===== Texte du document =====

Grâce à Babelio et à son opération de Masse Critique, j'ai pu recevoir gratuitement le magnifique roman de Frederick Exley, Le dernier stade de la soif (Editions Toussaint Louverture). J'avoue que j'ai été particulièrement contente de recevoir celui-ci parmi tous ceux que j'avais souhaités, parce qu'il était justement le seul que j'avais déjà tenu entre les mains et qu'il m'avait laissé un souvenir très profond sans même l'avoir lu!

Je m'explique: Monsieur Toussaint Louverture est l'un des rares éditeurs à proposer des livres extrêmement soignés à prix abordable (23,50€) , et celui-ci est un excellent exemple. La première fois qu'on voit Le dernier stade de la soif, on n'a qu'une seule envie avant même de le lire: le toucher, passer ses doigts sur la couverture et sentir tout le soin qui a été mis dans sa conception. Quand nous l'avions reçu dans la librairie où j'ai fait mon apprentissage et que nous l'avions sur table, je ne pouvais pas m'empêcher d'effleurer l'illustration "gravée" dans la couverture et de passer mes doigts sur le résumé à l'arrière quand j'en rajoutais sur la pile.
Et oui, ça fait un peu psychopathe, mais certains livres sont vraiment de très beaux objets, et celui-ci fait partie des plus beaux que j'ai pu voir pendant ces 2 ans passés en librairie.
Et l'enchantement s'est poursuivi quand je l'ai reçu dans mon humble demeure...je l'ai ouvert et là j'ai de nouveau été frappée par la qualité du papier et de l'impression, un vrai plaisir!
J'étais donc déjà toute disposée à en apprécier le contenu...

Bon, je n'étais pas tout à fait objective au début puisque ma collègue J. m'en avait dit beaucoup de bien ainsi que certains de nos clients mais j'ai pu me faire mon propre avis en me plongeant dedans, et j'avoue ne pas être très originale malheureusement puisque je l'ai beaucoup aimé moi aussi!

Le style d'Exley est vraiment très agréable à lire, j'ai eu le même sentiment d'être face à un véritable auteur naturellement doué comme lorsque j'ai pu lire Requiem pour un paysan espagnol de Ramon Sender - (Editions Attila), dans un style pourtant très différent! Sûrement comme un numéro d'acrobates parfait, extrêmement difficile à réaliser et pourtant le travail apporté en amont donne l'impression au spectateur qu'il est accompli sans efforts.

=====

Consigne: Reprenez la critique ci-dessus consacrée au roman Le dernier stade de la soif et prolongez-la après sa dernière phrase.

===== Données affichées =====

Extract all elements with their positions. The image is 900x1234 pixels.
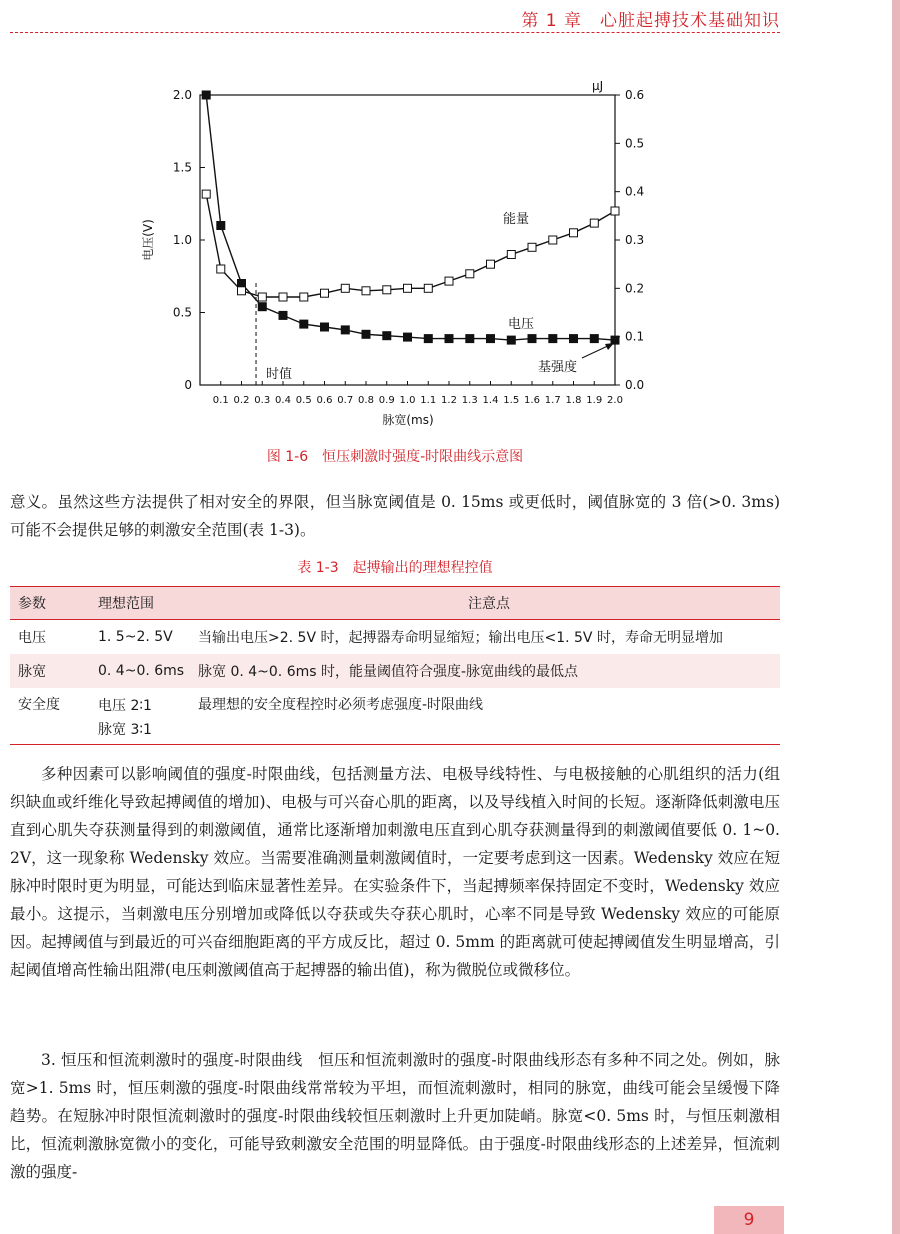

=====

Réponse attendue:
On se laisse absorber par le quotidien torturé et désespéré sans impression de lourdeur malgré la noirceur de l'existence et la chute inéluctable de ce double imaginaire d'Exley. Personnellement j'ai beaucoup apprécié la galerie de personnages très variés qui croisent le chemin de notre anti-héros, et particulièrement les personnages féminins dont chaque description est un délice. Les femmes d'Exley sont charmantes, magnifiquement appétissantes et malheureusement pas toujours à la hauteur de ses espérances. Qu'importe! On se régale à chaque nouvelle apparition, entre caramel et poivre et sel.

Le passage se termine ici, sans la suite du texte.